» What you are asked to do
Swap each occurrence of "minus-icon" for "negative-marker-icon" throughout the items below, leaving everything else unchanged. Reproduce the items without the pictures.

[START OF Exercise data]

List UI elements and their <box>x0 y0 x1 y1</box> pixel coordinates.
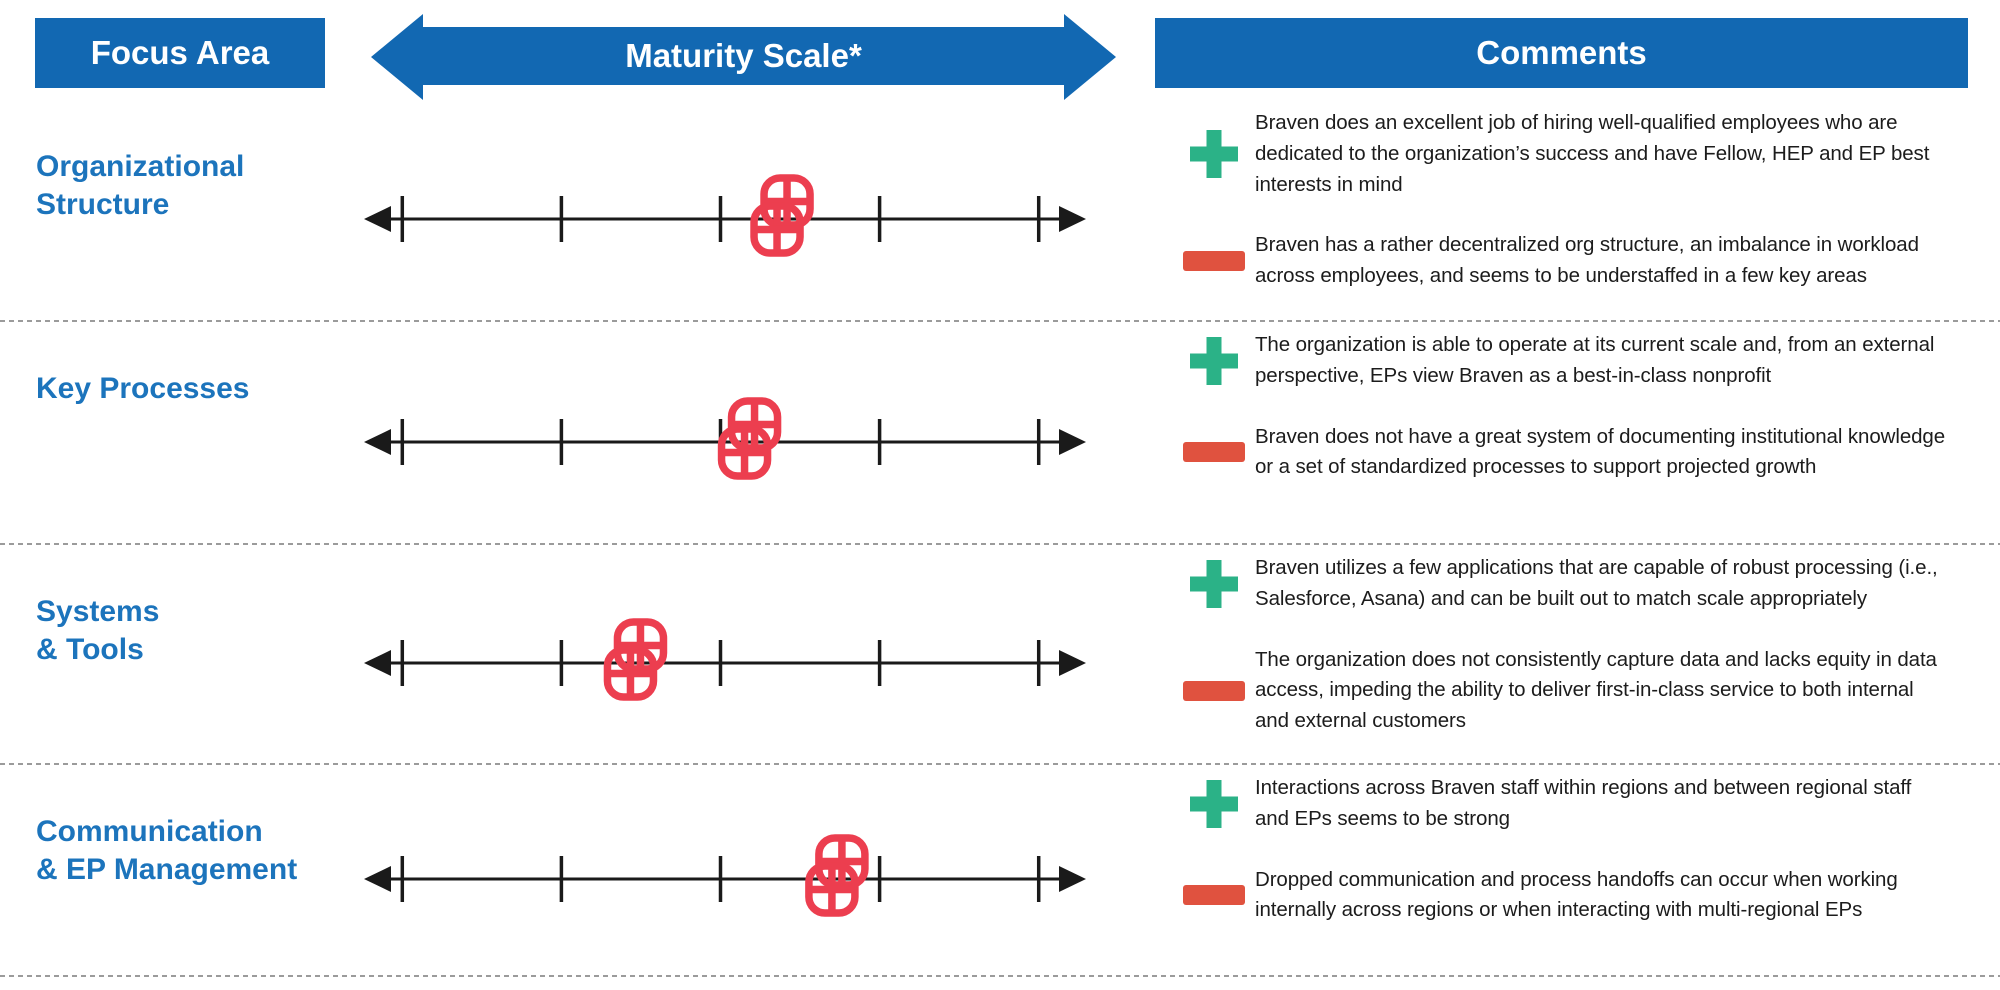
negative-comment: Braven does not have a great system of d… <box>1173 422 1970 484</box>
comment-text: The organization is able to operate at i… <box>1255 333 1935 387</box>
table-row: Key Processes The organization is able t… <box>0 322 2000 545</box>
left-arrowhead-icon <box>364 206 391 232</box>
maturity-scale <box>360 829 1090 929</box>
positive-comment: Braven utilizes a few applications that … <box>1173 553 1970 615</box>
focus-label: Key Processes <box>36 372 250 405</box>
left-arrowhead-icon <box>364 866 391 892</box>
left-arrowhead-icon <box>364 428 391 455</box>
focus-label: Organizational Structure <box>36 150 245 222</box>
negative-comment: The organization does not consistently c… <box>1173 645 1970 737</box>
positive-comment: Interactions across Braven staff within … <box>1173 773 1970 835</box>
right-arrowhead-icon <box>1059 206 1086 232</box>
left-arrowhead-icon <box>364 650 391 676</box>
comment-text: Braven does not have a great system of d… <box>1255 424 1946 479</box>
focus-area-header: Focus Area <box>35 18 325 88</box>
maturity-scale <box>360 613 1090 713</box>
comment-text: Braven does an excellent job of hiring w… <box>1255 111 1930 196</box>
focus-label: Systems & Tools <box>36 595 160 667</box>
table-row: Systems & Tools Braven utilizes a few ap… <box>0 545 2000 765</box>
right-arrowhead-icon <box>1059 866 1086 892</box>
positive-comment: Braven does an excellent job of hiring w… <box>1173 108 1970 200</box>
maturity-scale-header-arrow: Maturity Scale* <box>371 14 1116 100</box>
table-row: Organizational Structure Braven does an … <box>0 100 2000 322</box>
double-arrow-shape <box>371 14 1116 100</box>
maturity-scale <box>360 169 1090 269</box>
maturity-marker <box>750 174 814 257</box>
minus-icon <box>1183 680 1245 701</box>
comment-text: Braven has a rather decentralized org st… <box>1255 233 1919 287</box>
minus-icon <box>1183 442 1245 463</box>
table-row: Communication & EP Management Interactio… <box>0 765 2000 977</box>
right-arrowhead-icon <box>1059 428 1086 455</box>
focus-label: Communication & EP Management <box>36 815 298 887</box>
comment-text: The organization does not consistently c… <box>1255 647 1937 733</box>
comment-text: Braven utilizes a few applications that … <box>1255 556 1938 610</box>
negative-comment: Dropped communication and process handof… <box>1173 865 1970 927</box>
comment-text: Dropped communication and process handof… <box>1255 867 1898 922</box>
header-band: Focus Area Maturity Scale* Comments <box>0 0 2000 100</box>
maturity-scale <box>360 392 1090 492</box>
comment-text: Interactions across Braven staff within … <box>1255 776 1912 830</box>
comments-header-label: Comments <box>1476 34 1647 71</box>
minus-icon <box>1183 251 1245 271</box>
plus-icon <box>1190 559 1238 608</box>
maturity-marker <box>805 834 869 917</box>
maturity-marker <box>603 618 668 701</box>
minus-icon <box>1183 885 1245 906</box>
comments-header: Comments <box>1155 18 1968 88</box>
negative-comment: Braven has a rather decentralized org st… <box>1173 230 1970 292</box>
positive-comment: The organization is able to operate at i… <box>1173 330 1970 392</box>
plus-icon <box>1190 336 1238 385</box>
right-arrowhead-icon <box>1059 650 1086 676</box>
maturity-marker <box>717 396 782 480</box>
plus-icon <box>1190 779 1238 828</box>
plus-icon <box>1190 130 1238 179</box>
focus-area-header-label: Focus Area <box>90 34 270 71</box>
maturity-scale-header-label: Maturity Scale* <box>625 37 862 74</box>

[END OF Exercise data]

» Complete answer
List UI elements and their <box>x0 y0 x1 y1</box> pixel coordinates.
negative-comment: Braven does not have a great system of d… <box>1173 422 1970 484</box>
comment-text: The organization is able to operate at i… <box>1255 333 1935 387</box>
table-row: Key Processes The organization is able t… <box>0 322 2000 545</box>
left-arrowhead-icon <box>364 206 391 232</box>
maturity-scale <box>360 829 1090 929</box>
positive-comment: Braven utilizes a few applications that … <box>1173 553 1970 615</box>
focus-label: Key Processes <box>36 372 250 405</box>
left-arrowhead-icon <box>364 866 391 892</box>
left-arrowhead-icon <box>364 428 391 455</box>
focus-label: Organizational Structure <box>36 150 245 222</box>
negative-comment: The organization does not consistently c… <box>1173 645 1970 737</box>
positive-comment: Interactions across Braven staff within … <box>1173 773 1970 835</box>
right-arrowhead-icon <box>1059 206 1086 232</box>
left-arrowhead-icon <box>364 650 391 676</box>
comment-text: Braven does not have a great system of d… <box>1255 424 1946 479</box>
focus-area-header: Focus Area <box>35 18 325 88</box>
maturity-scale <box>360 613 1090 713</box>
comment-text: Braven does an excellent job of hiring w… <box>1255 111 1930 196</box>
focus-label: Systems & Tools <box>36 595 160 667</box>
table-row: Systems & Tools Braven utilizes a few ap… <box>0 545 2000 765</box>
right-arrowhead-icon <box>1059 866 1086 892</box>
positive-comment: Braven does an excellent job of hiring w… <box>1173 108 1970 200</box>
maturity-scale-header-arrow: Maturity Scale* <box>371 14 1116 100</box>
table-row: Organizational Structure Braven does an … <box>0 100 2000 322</box>
double-arrow-shape <box>371 14 1116 100</box>
maturity-scale <box>360 169 1090 269</box>
maturity-marker <box>750 174 814 257</box>
negative-marker-icon <box>1183 680 1245 701</box>
comment-text: Braven has a rather decentralized org st… <box>1255 233 1919 287</box>
negative-marker-icon <box>1183 442 1245 463</box>
table-row: Communication & EP Management Interactio… <box>0 765 2000 977</box>
right-arrowhead-icon <box>1059 428 1086 455</box>
focus-label: Communication & EP Management <box>36 815 298 887</box>
comment-text: The organization does not consistently c… <box>1255 647 1937 733</box>
comment-text: Braven utilizes a few applications that … <box>1255 556 1938 610</box>
negative-comment: Dropped communication and process handof… <box>1173 865 1970 927</box>
comment-text: Dropped communication and process handof… <box>1255 867 1898 922</box>
header-band: Focus Area Maturity Scale* Comments <box>0 0 2000 100</box>
maturity-scale <box>360 392 1090 492</box>
comment-text: Interactions across Braven staff within … <box>1255 776 1912 830</box>
comments-header-label: Comments <box>1476 34 1647 71</box>
negative-marker-icon <box>1183 251 1245 271</box>
plus-icon <box>1190 559 1238 608</box>
maturity-marker <box>805 834 869 917</box>
maturity-marker <box>603 618 668 701</box>
negative-marker-icon <box>1183 885 1245 906</box>
comments-header: Comments <box>1155 18 1968 88</box>
negative-comment: Braven has a rather decentralized org st… <box>1173 230 1970 292</box>
positive-comment: The organization is able to operate at i… <box>1173 330 1970 392</box>
plus-icon <box>1190 336 1238 385</box>
right-arrowhead-icon <box>1059 650 1086 676</box>
maturity-marker <box>717 396 782 480</box>
plus-icon <box>1190 779 1238 828</box>
plus-icon <box>1190 130 1238 179</box>
focus-area-header-label: Focus Area <box>90 34 270 71</box>
maturity-scale-header-label: Maturity Scale* <box>625 37 862 74</box>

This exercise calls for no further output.